== Data lines
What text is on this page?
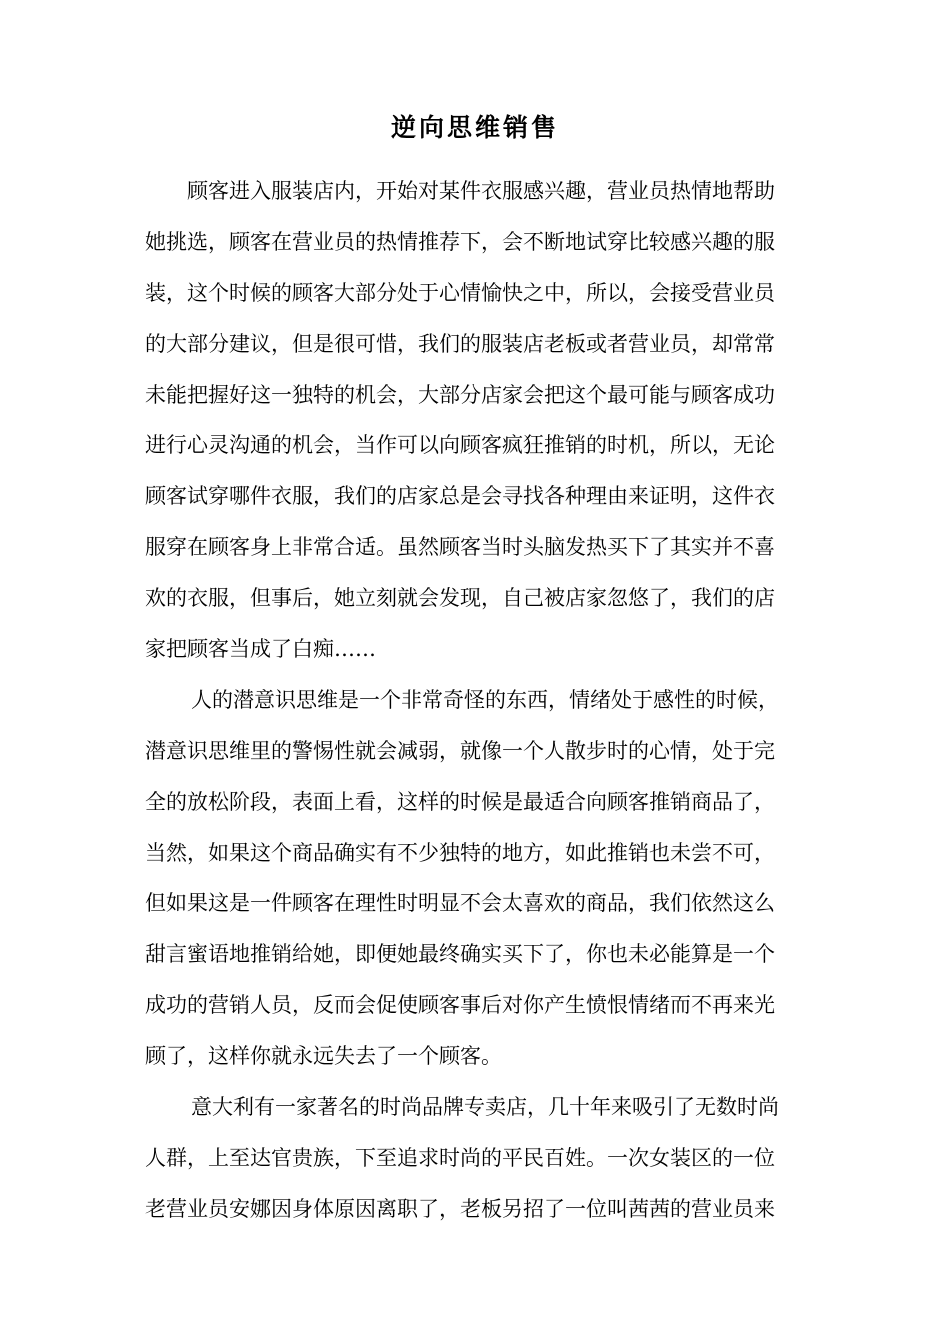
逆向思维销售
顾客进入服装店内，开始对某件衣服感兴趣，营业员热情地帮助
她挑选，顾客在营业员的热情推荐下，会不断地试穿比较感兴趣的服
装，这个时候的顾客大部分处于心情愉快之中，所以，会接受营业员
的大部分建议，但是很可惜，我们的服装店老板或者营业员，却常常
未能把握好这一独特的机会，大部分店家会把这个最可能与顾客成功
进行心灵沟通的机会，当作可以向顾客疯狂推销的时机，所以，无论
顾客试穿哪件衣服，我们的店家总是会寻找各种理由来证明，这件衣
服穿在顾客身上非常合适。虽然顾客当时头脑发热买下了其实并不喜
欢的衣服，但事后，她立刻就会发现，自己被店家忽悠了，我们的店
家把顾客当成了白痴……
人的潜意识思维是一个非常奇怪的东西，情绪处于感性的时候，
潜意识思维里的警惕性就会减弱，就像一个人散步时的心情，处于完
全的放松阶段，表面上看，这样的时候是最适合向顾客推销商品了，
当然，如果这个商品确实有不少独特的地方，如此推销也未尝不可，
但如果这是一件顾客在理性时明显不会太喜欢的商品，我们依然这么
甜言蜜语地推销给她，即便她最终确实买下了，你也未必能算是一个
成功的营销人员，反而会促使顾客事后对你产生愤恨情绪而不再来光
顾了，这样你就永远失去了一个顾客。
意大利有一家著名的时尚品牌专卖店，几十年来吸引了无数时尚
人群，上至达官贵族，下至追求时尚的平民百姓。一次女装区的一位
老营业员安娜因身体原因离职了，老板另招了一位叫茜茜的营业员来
====
Quote each entry above verbatim and drop the pictures.

What text is on this page?
逆向思维销售
顾客进入服装店内，开始对某件衣服感兴趣，营业员热情地帮助
她挑选，顾客在营业员的热情推荐下，会不断地试穿比较感兴趣的服
装，这个时候的顾客大部分处于心情愉快之中，所以，会接受营业员
的大部分建议，但是很可惜，我们的服装店老板或者营业员，却常常
未能把握好这一独特的机会，大部分店家会把这个最可能与顾客成功
进行心灵沟通的机会，当作可以向顾客疯狂推销的时机，所以，无论
顾客试穿哪件衣服，我们的店家总是会寻找各种理由来证明，这件衣
服穿在顾客身上非常合适。虽然顾客当时头脑发热买下了其实并不喜
欢的衣服，但事后，她立刻就会发现，自己被店家忽悠了，我们的店
家把顾客当成了白痴……
人的潜意识思维是一个非常奇怪的东西，情绪处于感性的时候，
潜意识思维里的警惕性就会减弱，就像一个人散步时的心情，处于完
全的放松阶段，表面上看，这样的时候是最适合向顾客推销商品了，
当然，如果这个商品确实有不少独特的地方，如此推销也未尝不可，
但如果这是一件顾客在理性时明显不会太喜欢的商品，我们依然这么
甜言蜜语地推销给她，即便她最终确实买下了，你也未必能算是一个
成功的营销人员，反而会促使顾客事后对你产生愤恨情绪而不再来光
顾了，这样你就永远失去了一个顾客。
意大利有一家著名的时尚品牌专卖店，几十年来吸引了无数时尚
人群，上至达官贵族，下至追求时尚的平民百姓。一次女装区的一位
老营业员安娜因身体原因离职了，老板另招了一位叫茜茜的营业员来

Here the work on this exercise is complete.